Extracted data entries:
● ● ● ● ● ● ●

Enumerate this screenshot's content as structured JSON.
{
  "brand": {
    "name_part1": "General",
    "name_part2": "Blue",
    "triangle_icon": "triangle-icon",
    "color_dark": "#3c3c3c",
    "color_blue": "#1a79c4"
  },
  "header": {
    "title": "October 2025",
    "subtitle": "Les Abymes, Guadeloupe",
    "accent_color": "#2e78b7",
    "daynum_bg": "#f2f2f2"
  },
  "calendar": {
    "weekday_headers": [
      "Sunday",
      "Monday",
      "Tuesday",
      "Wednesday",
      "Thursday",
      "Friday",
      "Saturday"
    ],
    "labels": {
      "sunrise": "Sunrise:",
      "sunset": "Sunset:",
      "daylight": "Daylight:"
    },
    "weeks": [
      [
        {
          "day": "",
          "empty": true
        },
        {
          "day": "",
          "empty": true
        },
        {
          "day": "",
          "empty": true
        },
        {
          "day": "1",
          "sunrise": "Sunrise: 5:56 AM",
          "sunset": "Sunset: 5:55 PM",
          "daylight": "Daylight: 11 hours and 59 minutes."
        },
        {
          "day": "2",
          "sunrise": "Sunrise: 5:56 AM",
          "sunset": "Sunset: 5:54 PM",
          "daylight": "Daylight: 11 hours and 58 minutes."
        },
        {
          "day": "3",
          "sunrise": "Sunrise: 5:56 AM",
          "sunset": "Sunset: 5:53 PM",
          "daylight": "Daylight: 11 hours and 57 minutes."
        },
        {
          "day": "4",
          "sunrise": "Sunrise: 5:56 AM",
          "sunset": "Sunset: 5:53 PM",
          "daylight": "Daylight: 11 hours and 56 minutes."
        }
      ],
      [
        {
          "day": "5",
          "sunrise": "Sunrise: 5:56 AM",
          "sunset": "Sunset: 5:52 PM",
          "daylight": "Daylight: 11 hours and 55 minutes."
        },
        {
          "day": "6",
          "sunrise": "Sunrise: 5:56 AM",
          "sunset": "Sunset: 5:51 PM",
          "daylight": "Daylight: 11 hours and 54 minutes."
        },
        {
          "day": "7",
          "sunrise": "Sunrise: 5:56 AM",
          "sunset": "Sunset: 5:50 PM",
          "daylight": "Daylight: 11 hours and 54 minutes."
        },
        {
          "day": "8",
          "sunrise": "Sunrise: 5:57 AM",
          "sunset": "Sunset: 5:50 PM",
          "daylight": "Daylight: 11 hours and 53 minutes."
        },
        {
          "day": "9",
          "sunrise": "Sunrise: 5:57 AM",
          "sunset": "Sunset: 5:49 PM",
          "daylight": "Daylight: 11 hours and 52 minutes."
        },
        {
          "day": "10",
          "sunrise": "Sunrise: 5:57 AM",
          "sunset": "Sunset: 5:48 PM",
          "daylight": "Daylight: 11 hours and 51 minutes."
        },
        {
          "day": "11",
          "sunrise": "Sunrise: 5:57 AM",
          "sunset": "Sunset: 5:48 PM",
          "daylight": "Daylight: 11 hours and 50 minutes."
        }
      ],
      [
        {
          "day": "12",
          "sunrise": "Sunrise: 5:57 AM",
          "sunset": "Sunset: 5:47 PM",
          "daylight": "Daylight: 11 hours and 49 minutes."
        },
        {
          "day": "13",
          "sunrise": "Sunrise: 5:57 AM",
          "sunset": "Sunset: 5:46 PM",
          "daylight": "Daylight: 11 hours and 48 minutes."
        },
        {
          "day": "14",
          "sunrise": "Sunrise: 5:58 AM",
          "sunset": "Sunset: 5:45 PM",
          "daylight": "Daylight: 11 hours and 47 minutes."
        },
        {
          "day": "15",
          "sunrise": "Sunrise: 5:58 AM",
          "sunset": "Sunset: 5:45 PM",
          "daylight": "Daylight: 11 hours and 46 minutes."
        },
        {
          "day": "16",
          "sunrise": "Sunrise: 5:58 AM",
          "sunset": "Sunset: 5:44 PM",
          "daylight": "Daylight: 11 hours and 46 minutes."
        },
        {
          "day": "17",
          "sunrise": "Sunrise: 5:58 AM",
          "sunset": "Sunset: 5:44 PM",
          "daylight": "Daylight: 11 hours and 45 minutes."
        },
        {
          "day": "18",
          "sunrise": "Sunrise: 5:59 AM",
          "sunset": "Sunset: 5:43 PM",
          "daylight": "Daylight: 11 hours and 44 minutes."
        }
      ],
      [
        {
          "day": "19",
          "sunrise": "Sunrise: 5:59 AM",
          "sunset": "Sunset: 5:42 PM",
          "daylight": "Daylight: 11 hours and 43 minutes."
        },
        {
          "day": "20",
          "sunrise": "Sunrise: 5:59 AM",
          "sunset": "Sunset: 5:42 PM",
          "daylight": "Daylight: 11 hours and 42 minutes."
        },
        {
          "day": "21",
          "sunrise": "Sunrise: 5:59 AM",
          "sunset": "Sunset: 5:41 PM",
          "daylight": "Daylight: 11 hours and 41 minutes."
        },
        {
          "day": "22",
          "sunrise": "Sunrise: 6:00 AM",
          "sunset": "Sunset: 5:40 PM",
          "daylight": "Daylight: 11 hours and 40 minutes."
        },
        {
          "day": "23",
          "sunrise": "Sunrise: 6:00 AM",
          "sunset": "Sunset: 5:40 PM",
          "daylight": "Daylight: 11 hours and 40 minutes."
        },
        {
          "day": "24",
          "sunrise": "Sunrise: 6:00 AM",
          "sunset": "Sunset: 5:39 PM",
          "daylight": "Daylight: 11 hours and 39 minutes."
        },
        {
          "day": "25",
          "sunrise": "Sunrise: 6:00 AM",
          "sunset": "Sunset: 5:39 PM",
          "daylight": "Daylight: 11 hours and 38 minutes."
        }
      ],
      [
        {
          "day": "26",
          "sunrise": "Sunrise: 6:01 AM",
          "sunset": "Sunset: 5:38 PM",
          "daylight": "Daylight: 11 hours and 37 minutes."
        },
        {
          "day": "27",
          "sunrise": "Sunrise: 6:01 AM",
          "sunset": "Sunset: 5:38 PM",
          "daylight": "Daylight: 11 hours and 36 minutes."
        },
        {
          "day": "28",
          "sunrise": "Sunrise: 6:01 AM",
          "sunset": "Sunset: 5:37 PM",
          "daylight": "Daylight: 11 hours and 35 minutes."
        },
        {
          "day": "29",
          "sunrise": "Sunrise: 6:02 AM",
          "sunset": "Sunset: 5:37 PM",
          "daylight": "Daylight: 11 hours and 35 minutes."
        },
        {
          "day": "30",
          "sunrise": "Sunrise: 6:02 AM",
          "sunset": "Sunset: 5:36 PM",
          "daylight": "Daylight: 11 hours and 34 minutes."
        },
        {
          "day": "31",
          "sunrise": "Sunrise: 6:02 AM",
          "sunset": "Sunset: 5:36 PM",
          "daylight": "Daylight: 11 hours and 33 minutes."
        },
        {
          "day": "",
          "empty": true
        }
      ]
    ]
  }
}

● ● ● ● ● ● ●

▶ [Given task]: Each line above must be reproduced exactly as it stands.

▶ [Expected output]:
Enumerate this screenshot's content as structured JSON.
{
  "brand": {
    "name_part1": "General",
    "name_part2": "Blue",
    "triangle_icon": "triangle-icon",
    "color_dark": "#3c3c3c",
    "color_blue": "#1a79c4"
  },
  "header": {
    "title": "October 2025",
    "subtitle": "Les Abymes, Guadeloupe",
    "accent_color": "#2e78b7",
    "daynum_bg": "#f2f2f2"
  },
  "calendar": {
    "weekday_headers": [
      "Sunday",
      "Monday",
      "Tuesday",
      "Wednesday",
      "Thursday",
      "Friday",
      "Saturday"
    ],
    "labels": {
      "sunrise": "Sunrise:",
      "sunset": "Sunset:",
      "daylight": "Daylight:"
    },
    "weeks": [
      [
        {
          "day": "",
          "empty": true
        },
        {
          "day": "",
          "empty": true
        },
        {
          "day": "",
          "empty": true
        },
        {
          "day": "1",
          "sunrise": "Sunrise: 5:56 AM",
          "sunset": "Sunset: 5:55 PM",
          "daylight": "Daylight: 11 hours and 59 minutes."
        },
        {
          "day": "2",
          "sunrise": "Sunrise: 5:56 AM",
          "sunset": "Sunset: 5:54 PM",
          "daylight": "Daylight: 11 hours and 58 minutes."
        },
        {
          "day": "3",
          "sunrise": "Sunrise: 5:56 AM",
          "sunset": "Sunset: 5:53 PM",
          "daylight": "Daylight: 11 hours and 57 minutes."
        },
        {
          "day": "4",
          "sunrise": "Sunrise: 5:56 AM",
          "sunset": "Sunset: 5:53 PM",
          "daylight": "Daylight: 11 hours and 56 minutes."
        }
      ],
      [
        {
          "day": "5",
          "sunrise": "Sunrise: 5:56 AM",
          "sunset": "Sunset: 5:52 PM",
          "daylight": "Daylight: 11 hours and 55 minutes."
        },
        {
          "day": "6",
          "sunrise": "Sunrise: 5:56 AM",
          "sunset": "Sunset: 5:51 PM",
          "daylight": "Daylight: 11 hours and 54 minutes."
        },
        {
          "day": "7",
          "sunrise": "Sunrise: 5:56 AM",
          "sunset": "Sunset: 5:50 PM",
          "daylight": "Daylight: 11 hours and 54 minutes."
        },
        {
          "day": "8",
          "sunrise": "Sunrise: 5:57 AM",
          "sunset": "Sunset: 5:50 PM",
          "daylight": "Daylight: 11 hours and 53 minutes."
        },
        {
          "day": "9",
          "sunrise": "Sunrise: 5:57 AM",
          "sunset": "Sunset: 5:49 PM",
          "daylight": "Daylight: 11 hours and 52 minutes."
        },
        {
          "day": "10",
          "sunrise": "Sunrise: 5:57 AM",
          "sunset": "Sunset: 5:48 PM",
          "daylight": "Daylight: 11 hours and 51 minutes."
        },
        {
          "day": "11",
          "sunrise": "Sunrise: 5:57 AM",
          "sunset": "Sunset: 5:48 PM",
          "daylight": "Daylight: 11 hours and 50 minutes."
        }
      ],
      [
        {
          "day": "12",
          "sunrise": "Sunrise: 5:57 AM",
          "sunset": "Sunset: 5:47 PM",
          "daylight": "Daylight: 11 hours and 49 minutes."
        },
        {
          "day": "13",
          "sunrise": "Sunrise: 5:57 AM",
          "sunset": "Sunset: 5:46 PM",
          "daylight": "Daylight: 11 hours and 48 minutes."
        },
        {
          "day": "14",
          "sunrise": "Sunrise: 5:58 AM",
          "sunset": "Sunset: 5:45 PM",
          "daylight": "Daylight: 11 hours and 47 minutes."
        },
        {
          "day": "15",
          "sunrise": "Sunrise: 5:58 AM",
          "sunset": "Sunset: 5:45 PM",
          "daylight": "Daylight: 11 hours and 46 minutes."
        },
        {
          "day": "16",
          "sunrise": "Sunrise: 5:58 AM",
          "sunset": "Sunset: 5:44 PM",
          "daylight": "Daylight: 11 hours and 46 minutes."
        },
        {
          "day": "17",
          "sunrise": "Sunrise: 5:58 AM",
          "sunset": "Sunset: 5:44 PM",
          "daylight": "Daylight: 11 hours and 45 minutes."
        },
        {
          "day": "18",
          "sunrise": "Sunrise: 5:59 AM",
          "sunset": "Sunset: 5:43 PM",
          "daylight": "Daylight: 11 hours and 44 minutes."
        }
      ],
      [
        {
          "day": "19",
          "sunrise": "Sunrise: 5:59 AM",
          "sunset": "Sunset: 5:42 PM",
          "daylight": "Daylight: 11 hours and 43 minutes."
        },
        {
          "day": "20",
          "sunrise": "Sunrise: 5:59 AM",
          "sunset": "Sunset: 5:42 PM",
          "daylight": "Daylight: 11 hours and 42 minutes."
        },
        {
          "day": "21",
          "sunrise": "Sunrise: 5:59 AM",
          "sunset": "Sunset: 5:41 PM",
          "daylight": "Daylight: 11 hours and 41 minutes."
        },
        {
          "day": "22",
          "sunrise": "Sunrise: 6:00 AM",
          "sunset": "Sunset: 5:40 PM",
          "daylight": "Daylight: 11 hours and 40 minutes."
        },
        {
          "day": "23",
          "sunrise": "Sunrise: 6:00 AM",
          "sunset": "Sunset: 5:40 PM",
          "daylight": "Daylight: 11 hours and 40 minutes."
        },
        {
          "day": "24",
          "sunrise": "Sunrise: 6:00 AM",
          "sunset": "Sunset: 5:39 PM",
          "daylight": "Daylight: 11 hours and 39 minutes."
        },
        {
          "day": "25",
          "sunrise": "Sunrise: 6:00 AM",
          "sunset": "Sunset: 5:39 PM",
          "daylight": "Daylight: 11 hours and 38 minutes."
        }
      ],
      [
        {
          "day": "26",
          "sunrise": "Sunrise: 6:01 AM",
          "sunset": "Sunset: 5:38 PM",
          "daylight": "Daylight: 11 hours and 37 minutes."
        },
        {
          "day": "27",
          "sunrise": "Sunrise: 6:01 AM",
          "sunset": "Sunset: 5:38 PM",
          "daylight": "Daylight: 11 hours and 36 minutes."
        },
        {
          "day": "28",
          "sunrise": "Sunrise: 6:01 AM",
          "sunset": "Sunset: 5:37 PM",
          "daylight": "Daylight: 11 hours and 35 minutes."
        },
        {
          "day": "29",
          "sunrise": "Sunrise: 6:02 AM",
          "sunset": "Sunset: 5:37 PM",
          "daylight": "Daylight: 11 hours and 35 minutes."
        },
        {
          "day": "30",
          "sunrise": "Sunrise: 6:02 AM",
          "sunset": "Sunset: 5:36 PM",
          "daylight": "Daylight: 11 hours and 34 minutes."
        },
        {
          "day": "31",
          "sunrise": "Sunrise: 6:02 AM",
          "sunset": "Sunset: 5:36 PM",
          "daylight": "Daylight: 11 hours and 33 minutes."
        },
        {
          "day": "",
          "empty": true
        }
      ]
    ]
  }
}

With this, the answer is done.